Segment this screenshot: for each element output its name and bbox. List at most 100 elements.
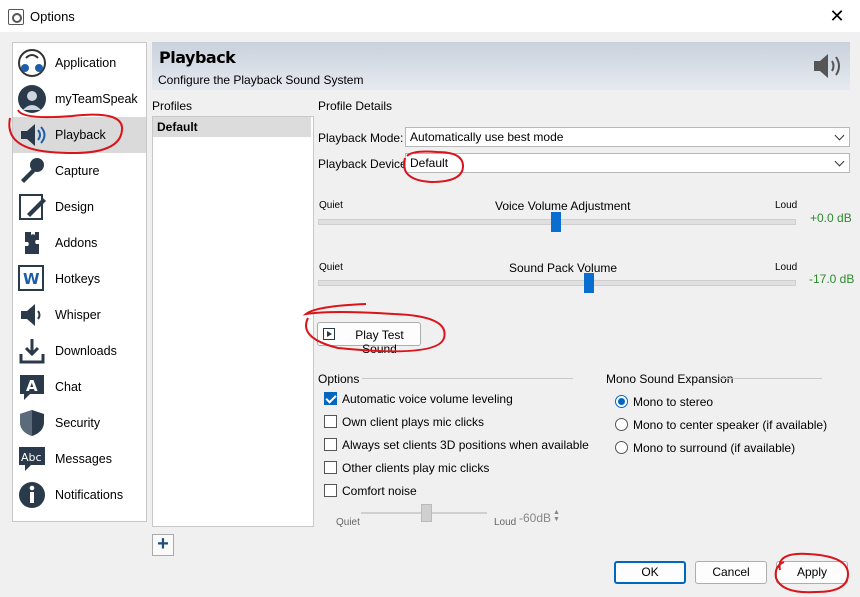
sidebar-item-capture[interactable]: Capture: [13, 153, 146, 189]
other-mic-clicks-checkbox[interactable]: [324, 461, 337, 474]
play-test-sound-button[interactable]: Play Test Sound: [317, 322, 421, 356]
sidebar-item-label: Capture: [55, 164, 100, 178]
comfort-noise-slider-thumb[interactable]: [421, 504, 432, 522]
profiles-label: Profiles: [152, 99, 193, 113]
3d-positions-label: Always set clients 3D positions when ava…: [342, 438, 589, 452]
sidebar-item-label: Hotkeys: [55, 272, 101, 286]
sidebar-item-whisper[interactable]: Whisper: [13, 297, 146, 333]
soundpack-loud-label: Loud: [775, 262, 798, 273]
comfort-noise-spinner[interactable]: ▲ ▼: [553, 509, 562, 523]
ok-button[interactable]: OK: [614, 561, 686, 584]
speaker-icon: [814, 54, 840, 78]
profile-details-label: Profile Details: [318, 99, 393, 113]
mono-to-stereo-radio[interactable]: [615, 395, 628, 408]
options-section-title: Options: [318, 372, 360, 386]
mono-to-center-radio[interactable]: [615, 418, 628, 431]
sidebar-item-playback[interactable]: Playback: [13, 117, 146, 153]
sidebar-item-label: Security: [55, 416, 101, 430]
playback-mode-label: Playback Mode:: [318, 131, 404, 145]
chevron-down-icon: [834, 156, 845, 167]
cancel-button[interactable]: Cancel: [695, 561, 767, 584]
application-icon: [18, 49, 46, 77]
own-mic-clicks-checkbox[interactable]: [324, 415, 337, 428]
play-icon: [323, 328, 335, 340]
playback-mode-select[interactable]: Automatically use best mode: [405, 127, 850, 147]
mono-to-surround-label: Mono to surround (if available): [633, 441, 796, 455]
soundpack-slider-track[interactable]: [318, 280, 796, 286]
title-bar: Options ✕: [0, 0, 860, 32]
sidebar-item-downloads[interactable]: Downloads: [13, 333, 146, 369]
voice-volume-quiet-label: Quiet: [319, 200, 343, 211]
sidebar-item-security[interactable]: Security: [13, 405, 146, 441]
sidebar-item-hotkeys[interactable]: W Hotkeys: [13, 261, 146, 297]
whisper-icon: [21, 304, 41, 326]
sidebar-item-addons[interactable]: Addons: [13, 225, 146, 261]
svg-text:Abc: Abc: [21, 451, 42, 464]
profiles-list[interactable]: Default: [152, 116, 314, 527]
other-mic-clicks-label: Other clients play mic clicks: [342, 461, 490, 475]
svg-text:W: W: [23, 270, 40, 288]
auto-volume-leveling-checkbox[interactable]: [324, 392, 337, 405]
sidebar-item-label: myTeamSpeak: [55, 92, 138, 106]
sidebar: Application myTeamSpeak Playback Capture…: [12, 42, 147, 522]
comfort-noise-checkbox[interactable]: [324, 484, 337, 497]
options-divider: [362, 378, 573, 379]
mono-to-surround-radio[interactable]: [615, 441, 628, 454]
speaker-icon: [21, 124, 46, 146]
profile-item-default[interactable]: Default: [153, 117, 311, 137]
sidebar-item-label: Notifications: [55, 488, 124, 502]
voice-volume-title: Voice Volume Adjustment: [495, 199, 631, 213]
voice-volume-loud-label: Loud: [775, 200, 798, 211]
page-header: Playback Configure the Playback Sound Sy…: [152, 42, 850, 90]
soundpack-volume-value: -17.0 dB: [809, 272, 855, 286]
sidebar-item-messages[interactable]: Abc Messages: [13, 441, 146, 477]
page-subtitle: Configure the Playback Sound System: [158, 73, 364, 87]
comfort-quiet-label: Quiet: [336, 517, 360, 528]
apply-button[interactable]: Apply: [776, 561, 848, 584]
options-gear-icon: [8, 9, 24, 25]
sidebar-item-label: Downloads: [55, 344, 117, 358]
playback-device-select[interactable]: Default: [405, 153, 850, 173]
shield-icon: [20, 410, 44, 436]
messages-icon: Abc: [19, 447, 45, 471]
mono-to-stereo-label: Mono to stereo: [633, 395, 714, 409]
sidebar-item-design[interactable]: Design: [13, 189, 146, 225]
puzzle-icon: [25, 232, 39, 254]
comfort-noise-value: -60dB: [519, 511, 552, 525]
comfort-loud-label: Loud: [494, 517, 517, 528]
download-icon: [19, 339, 45, 364]
add-profile-button[interactable]: +: [152, 534, 174, 556]
microphone-icon: [21, 158, 44, 183]
sidebar-item-label: Application: [55, 56, 117, 70]
myteamspeak-icon: [18, 85, 46, 113]
playback-mode-value: Automatically use best mode: [410, 130, 564, 144]
page-title: Playback: [159, 48, 236, 67]
sidebar-item-label: Playback: [55, 128, 106, 142]
sidebar-item-chat[interactable]: A Chat: [13, 369, 146, 405]
playback-device-value: Default: [410, 156, 449, 170]
play-test-sound-label: Play Test Sound: [355, 328, 404, 356]
mono-section-title: Mono Sound Expansion: [606, 372, 734, 386]
3d-positions-checkbox[interactable]: [324, 438, 337, 451]
hotkeys-icon: W: [18, 265, 44, 291]
sidebar-item-label: Chat: [55, 380, 82, 394]
sidebar-item-application[interactable]: Application: [13, 45, 146, 81]
sidebar-item-label: Messages: [55, 452, 112, 466]
mono-to-center-label: Mono to center speaker (if available): [633, 418, 828, 432]
sidebar-item-label: Addons: [55, 236, 98, 250]
voice-volume-slider-thumb[interactable]: [551, 212, 561, 232]
soundpack-slider-thumb[interactable]: [584, 273, 595, 293]
window-title: Options: [30, 9, 75, 24]
chat-icon: A: [20, 375, 44, 400]
info-icon: [19, 482, 45, 508]
comfort-noise-label: Comfort noise: [342, 484, 417, 498]
close-icon[interactable]: ✕: [814, 0, 860, 32]
sidebar-item-notifications[interactable]: Notifications: [13, 477, 146, 513]
auto-volume-leveling-label: Automatic voice volume leveling: [342, 392, 513, 406]
own-mic-clicks-label: Own client plays mic clicks: [342, 415, 485, 429]
mono-divider: [720, 378, 822, 379]
sidebar-item-myteamspeak[interactable]: myTeamSpeak: [13, 81, 146, 117]
design-icon: [19, 194, 46, 220]
playback-device-label: Playback Device:: [318, 157, 411, 171]
voice-volume-value: +0.0 dB: [810, 211, 852, 225]
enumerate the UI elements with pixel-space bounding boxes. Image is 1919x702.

[TASK REQUIREMENTS] List every line above that contains the word "Capture".

[THE RESPONSE]
sidebar-item-capture[interactable]: Capture: [13, 153, 146, 189]
sidebar-item-label: Capture: [55, 164, 100, 178]
sidebar: Application myTeamSpeak Playback Capture…: [12, 42, 147, 522]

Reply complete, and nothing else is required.